# [Task brief]
Every line containing the word "this" needs to be found and copied.

───── Source data ─────

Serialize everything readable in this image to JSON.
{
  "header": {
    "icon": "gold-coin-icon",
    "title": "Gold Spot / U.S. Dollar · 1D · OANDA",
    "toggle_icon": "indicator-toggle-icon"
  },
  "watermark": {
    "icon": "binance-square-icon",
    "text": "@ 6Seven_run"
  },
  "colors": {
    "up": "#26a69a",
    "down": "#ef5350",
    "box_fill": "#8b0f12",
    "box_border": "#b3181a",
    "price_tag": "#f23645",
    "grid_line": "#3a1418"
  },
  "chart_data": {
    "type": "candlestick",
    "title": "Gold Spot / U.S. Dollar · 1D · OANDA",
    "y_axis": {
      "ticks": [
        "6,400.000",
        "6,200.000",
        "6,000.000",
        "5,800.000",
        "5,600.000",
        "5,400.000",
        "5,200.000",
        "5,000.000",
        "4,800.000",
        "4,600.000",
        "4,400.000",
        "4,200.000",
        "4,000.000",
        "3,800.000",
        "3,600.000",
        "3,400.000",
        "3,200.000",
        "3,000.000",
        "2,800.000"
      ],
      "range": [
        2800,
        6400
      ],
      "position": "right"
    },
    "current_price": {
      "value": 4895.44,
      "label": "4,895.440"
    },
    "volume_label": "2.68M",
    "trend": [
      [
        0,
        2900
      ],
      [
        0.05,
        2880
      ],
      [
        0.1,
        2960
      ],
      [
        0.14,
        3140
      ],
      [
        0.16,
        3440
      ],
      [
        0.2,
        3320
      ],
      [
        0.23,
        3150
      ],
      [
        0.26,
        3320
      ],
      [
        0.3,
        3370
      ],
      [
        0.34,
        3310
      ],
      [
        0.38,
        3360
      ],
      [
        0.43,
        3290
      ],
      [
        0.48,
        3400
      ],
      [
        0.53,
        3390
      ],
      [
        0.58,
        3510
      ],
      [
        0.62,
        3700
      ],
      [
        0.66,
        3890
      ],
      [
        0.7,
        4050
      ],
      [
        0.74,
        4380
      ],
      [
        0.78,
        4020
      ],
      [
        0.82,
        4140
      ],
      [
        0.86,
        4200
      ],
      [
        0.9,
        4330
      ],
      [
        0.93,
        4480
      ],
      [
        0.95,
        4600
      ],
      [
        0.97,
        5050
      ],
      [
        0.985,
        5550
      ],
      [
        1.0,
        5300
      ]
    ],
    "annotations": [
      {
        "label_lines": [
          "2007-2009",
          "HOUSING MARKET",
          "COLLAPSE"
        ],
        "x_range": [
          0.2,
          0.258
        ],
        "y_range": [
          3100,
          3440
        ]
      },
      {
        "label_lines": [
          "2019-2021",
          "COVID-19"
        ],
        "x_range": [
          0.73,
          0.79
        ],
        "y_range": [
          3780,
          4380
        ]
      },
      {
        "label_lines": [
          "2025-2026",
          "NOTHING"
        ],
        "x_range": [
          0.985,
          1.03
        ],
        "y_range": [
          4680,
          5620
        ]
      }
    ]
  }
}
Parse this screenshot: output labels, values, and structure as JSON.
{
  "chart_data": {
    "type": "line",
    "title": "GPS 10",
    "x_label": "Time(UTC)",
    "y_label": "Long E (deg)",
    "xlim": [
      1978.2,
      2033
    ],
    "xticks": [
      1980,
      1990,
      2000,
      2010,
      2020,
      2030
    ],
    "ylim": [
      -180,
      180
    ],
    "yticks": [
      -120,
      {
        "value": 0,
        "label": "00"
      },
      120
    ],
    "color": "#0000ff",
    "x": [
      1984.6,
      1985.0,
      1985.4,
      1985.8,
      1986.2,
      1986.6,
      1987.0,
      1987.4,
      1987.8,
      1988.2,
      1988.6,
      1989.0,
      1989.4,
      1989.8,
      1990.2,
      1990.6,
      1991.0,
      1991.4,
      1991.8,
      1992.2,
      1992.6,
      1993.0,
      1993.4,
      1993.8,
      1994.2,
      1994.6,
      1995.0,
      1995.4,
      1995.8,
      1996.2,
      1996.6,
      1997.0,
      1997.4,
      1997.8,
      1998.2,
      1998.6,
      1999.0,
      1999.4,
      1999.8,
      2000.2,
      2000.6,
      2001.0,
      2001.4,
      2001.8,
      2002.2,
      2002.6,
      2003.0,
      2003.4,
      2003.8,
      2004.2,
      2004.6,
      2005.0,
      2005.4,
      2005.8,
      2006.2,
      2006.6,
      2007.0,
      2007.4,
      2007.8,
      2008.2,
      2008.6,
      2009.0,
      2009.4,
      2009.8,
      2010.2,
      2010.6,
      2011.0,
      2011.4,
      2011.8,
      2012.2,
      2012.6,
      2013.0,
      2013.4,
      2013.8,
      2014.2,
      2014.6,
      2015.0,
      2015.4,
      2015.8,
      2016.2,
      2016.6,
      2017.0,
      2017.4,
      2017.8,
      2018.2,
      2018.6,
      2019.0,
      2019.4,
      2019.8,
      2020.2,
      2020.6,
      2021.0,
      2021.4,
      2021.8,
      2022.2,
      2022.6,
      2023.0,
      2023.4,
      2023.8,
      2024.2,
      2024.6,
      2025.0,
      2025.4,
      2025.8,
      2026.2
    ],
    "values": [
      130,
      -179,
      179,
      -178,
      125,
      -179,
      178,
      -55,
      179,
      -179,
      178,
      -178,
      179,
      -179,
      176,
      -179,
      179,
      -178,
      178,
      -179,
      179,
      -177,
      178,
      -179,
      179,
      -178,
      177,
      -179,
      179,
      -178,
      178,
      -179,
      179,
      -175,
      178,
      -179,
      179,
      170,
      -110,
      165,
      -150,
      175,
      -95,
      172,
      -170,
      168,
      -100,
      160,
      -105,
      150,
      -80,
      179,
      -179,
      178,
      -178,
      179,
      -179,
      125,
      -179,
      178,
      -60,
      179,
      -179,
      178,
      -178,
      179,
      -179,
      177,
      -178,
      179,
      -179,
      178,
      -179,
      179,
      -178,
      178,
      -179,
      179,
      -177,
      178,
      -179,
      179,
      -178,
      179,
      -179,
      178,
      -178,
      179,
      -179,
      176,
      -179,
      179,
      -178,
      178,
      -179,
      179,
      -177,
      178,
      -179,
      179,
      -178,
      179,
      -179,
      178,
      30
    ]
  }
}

─────

# [Result]
Serialize everything readable in this image to JSON.
Parse this screenshot: output labels, values, and structure as JSON.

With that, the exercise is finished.